EXTRACTED TEXT
◆ ◆ ◆ ◆ ◆ ◆ ◆

Ukraine’s civilians-turned-soldiers have been a crucial component in pushing back Russian invaders. Kyiv Post takes a closer look at the Territorial Defense Forces.
At the time, it was a bit of a miracle. On April 15, a squad of tired, dirty but jubilant former civilians stood on the border between Ukraine’s northeastern Kharkiv region, and the Russian Federation.
Probably for the first time in the war, Russian forces had been compelled at gunpoint to leave Ukrainian soil. A squad of Ukrainian scouts, snipers and border troops marked the event by sticking a yellow-and-blue demarcation post into the dirt on the edge of Ukrainian territory. They even recorded a YouTube video to make sure everyone in the world knew exactly who had done it.
“Mr. President… We are here! We are the 127th Battalion, 227th Territorial Defense Brigade,” a spokesman officer said. “We are on the border of the Russian Federation occupying Ukraine! We are here!”

◆ ◆ ◆ ◆ ◆ ◆ ◆

CHALLENGES
a) Print the passage from the Territorial Defense Forces article between "At the time, it" and "the Russian Federation.", inclusive.
b) Carry on the Territorial Defense Forces article from its final sentence.

DATA
◆ ◆ ◆ ◆ ◆ ◆ ◆

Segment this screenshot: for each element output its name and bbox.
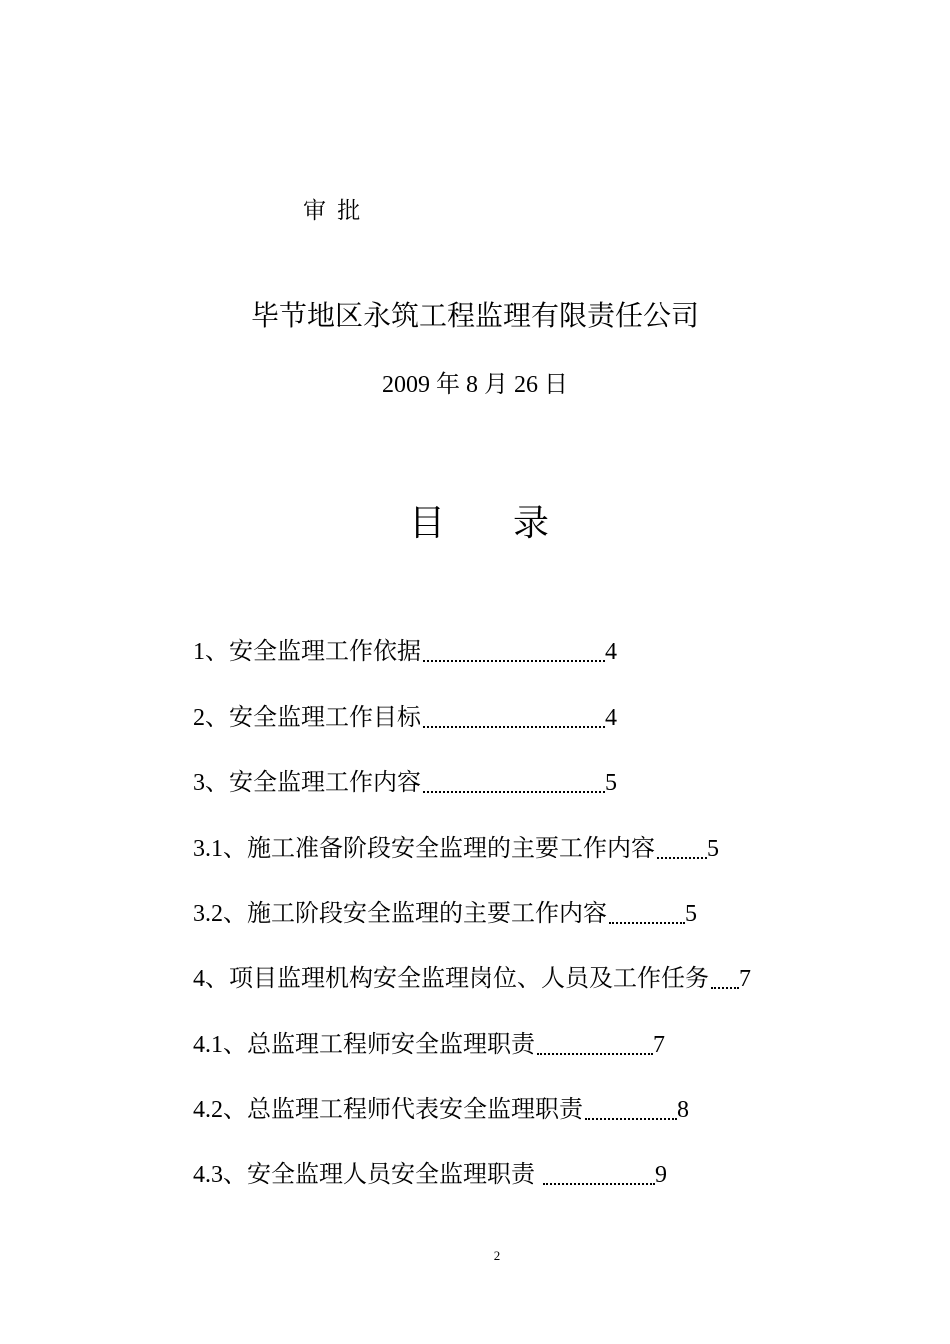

◆ ◆ ◆ ◆ ◆ ◆ ◆

RESULTS IN ORDER
a)
At the time, it was a bit of a miracle. On April 15, a squad of tired, dirty but jubilant former civilians stood on the border between Ukraine’s northeastern Kharkiv region, and the Russian Federation.

b)
The 127th was, and is, a locally recruited Ukrainian home defense unit, armed mostly with small arms and hand-held anti-tank missiles. For some 50 days, they had fought, starting outside the villages and towns where their families lived, from the central part of the Kharkiv region all the way to the international border, pushing back Russian army tanks and mechanized infantry.
On November 18 another scout unit from 127th Battalion showed up on the Russian border in north Kharkiv region, and raised a Ukrainian flag to the top of a guard tower. They made a YouTube video of that as well.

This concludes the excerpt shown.